* _THE INPUT_
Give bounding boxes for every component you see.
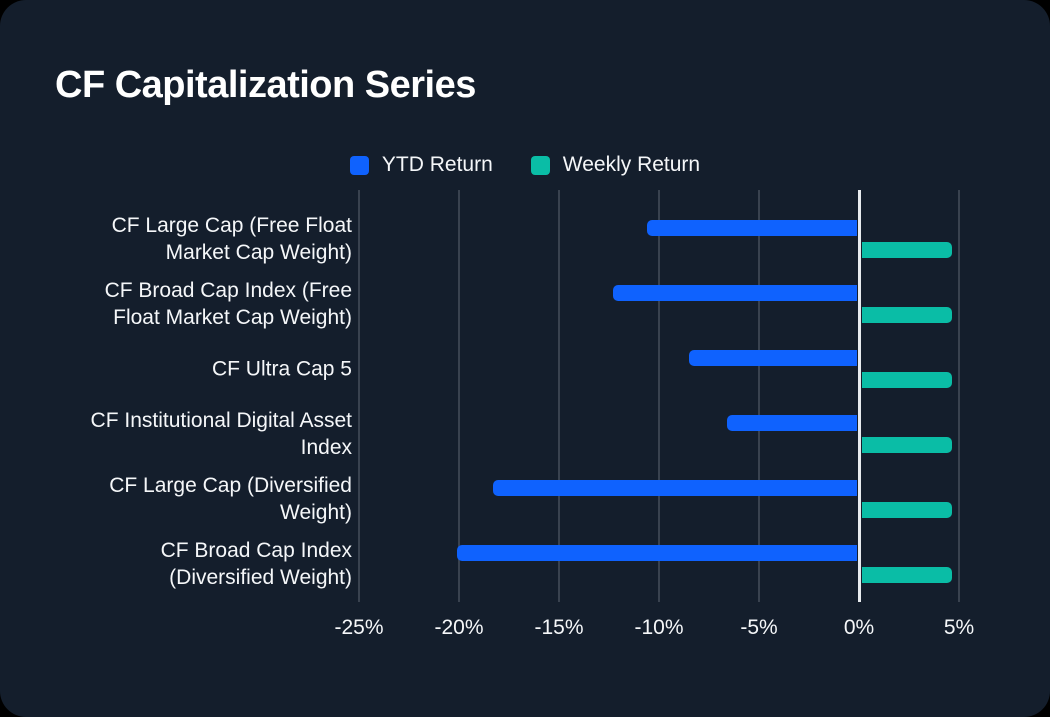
ytd-return-bar[interactable]	[493, 480, 857, 496]
category-label: CF Broad Cap Index (Free Float Market Ca…	[104, 279, 352, 329]
category-label: CF Ultra Cap 5	[211, 357, 352, 381]
weekly-return-bar[interactable]	[861, 567, 952, 583]
weekly-return-bar[interactable]	[861, 502, 952, 518]
weekly-return-bar[interactable]	[861, 307, 952, 323]
x-tick-label: 5%	[943, 616, 975, 639]
x-tick-label: -20%	[434, 616, 484, 639]
weekly-return-bar[interactable]	[861, 437, 952, 453]
gridline	[558, 190, 560, 602]
legend-label: Weekly Return	[562, 153, 701, 176]
gridline	[358, 190, 360, 602]
ytd-return-bar[interactable]	[647, 220, 857, 236]
legend-label: YTD Return	[381, 153, 493, 176]
weekly-return-bar[interactable]	[861, 242, 952, 258]
ytd-return-bar[interactable]	[727, 415, 857, 431]
gridline	[658, 190, 660, 602]
legend: YTD Return Weekly Return	[0, 153, 1050, 177]
weekly-legend-swatch-icon	[530, 155, 550, 175]
x-tick-label: 0%	[843, 616, 875, 639]
category-label: CF Broad Cap Index (Diversified Weight)	[160, 539, 352, 589]
gridline	[758, 190, 760, 602]
gridline	[458, 190, 460, 602]
legend-item-weekly[interactable]: Weekly Return	[530, 153, 701, 177]
ytd-return-bar[interactable]	[689, 350, 857, 366]
ytd-return-bar[interactable]	[457, 545, 857, 561]
x-tick-label: -25%	[334, 616, 384, 639]
gridline	[958, 190, 960, 602]
zero-gridline	[857, 190, 861, 602]
category-label: CF Institutional Digital Asset Index	[90, 409, 352, 459]
x-tick-label: -5%	[740, 616, 778, 639]
legend-item-ytd[interactable]: YTD Return	[349, 153, 493, 177]
x-tick-label: -10%	[634, 616, 684, 639]
x-tick-label: -15%	[534, 616, 584, 639]
category-label: CF Large Cap (Free Float Market Cap Weig…	[111, 214, 352, 264]
chart-title: CF Capitalization Series	[55, 64, 476, 106]
category-label: CF Large Cap (Diversified Weight)	[109, 474, 352, 524]
weekly-return-bar[interactable]	[861, 372, 952, 388]
ytd-return-bar[interactable]	[613, 285, 857, 301]
ytd-legend-swatch-icon	[349, 155, 369, 175]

* _EXERCISE DESCRIPTION_
Copy out the rows above word for word, leaving out the picture.

* _SOLUTION FOR THIS PROBLEM_
Give bounding boxes for every component you see.
ytd-return-bar[interactable]	[493, 480, 857, 496]
category-label: CF Broad Cap Index (Free Float Market Ca…	[104, 279, 352, 329]
category-label: CF Ultra Cap 5	[211, 357, 352, 381]
weekly-return-bar[interactable]	[861, 567, 952, 583]
weekly-return-bar[interactable]	[861, 502, 952, 518]
weekly-return-bar[interactable]	[861, 307, 952, 323]
x-tick-label: 5%	[943, 616, 975, 639]
x-tick-label: -20%	[434, 616, 484, 639]
weekly-return-bar[interactable]	[861, 437, 952, 453]
gridline	[558, 190, 560, 602]
legend-label: Weekly Return	[562, 153, 701, 176]
gridline	[358, 190, 360, 602]
ytd-return-bar[interactable]	[647, 220, 857, 236]
legend-label: YTD Return	[381, 153, 493, 176]
weekly-return-bar[interactable]	[861, 242, 952, 258]
ytd-return-bar[interactable]	[727, 415, 857, 431]
gridline	[658, 190, 660, 602]
legend: YTD Return Weekly Return	[0, 153, 1050, 177]
weekly-legend-swatch-icon	[530, 155, 550, 175]
x-tick-label: 0%	[843, 616, 875, 639]
category-label: CF Broad Cap Index (Diversified Weight)	[160, 539, 352, 589]
gridline	[758, 190, 760, 602]
gridline	[458, 190, 460, 602]
legend-item-weekly[interactable]: Weekly Return	[530, 153, 701, 177]
ytd-return-bar[interactable]	[689, 350, 857, 366]
ytd-return-bar[interactable]	[457, 545, 857, 561]
x-tick-label: -25%	[334, 616, 384, 639]
gridline	[958, 190, 960, 602]
zero-gridline	[857, 190, 861, 602]
category-label: CF Institutional Digital Asset Index	[90, 409, 352, 459]
x-tick-label: -5%	[740, 616, 778, 639]
legend-item-ytd[interactable]: YTD Return	[349, 153, 493, 177]
x-tick-label: -10%	[634, 616, 684, 639]
x-tick-label: -15%	[534, 616, 584, 639]
category-label: CF Large Cap (Free Float Market Cap Weig…	[111, 214, 352, 264]
chart-title: CF Capitalization Series	[55, 64, 476, 106]
category-label: CF Large Cap (Diversified Weight)	[109, 474, 352, 524]
weekly-return-bar[interactable]	[861, 372, 952, 388]
ytd-return-bar[interactable]	[613, 285, 857, 301]
ytd-legend-swatch-icon	[349, 155, 369, 175]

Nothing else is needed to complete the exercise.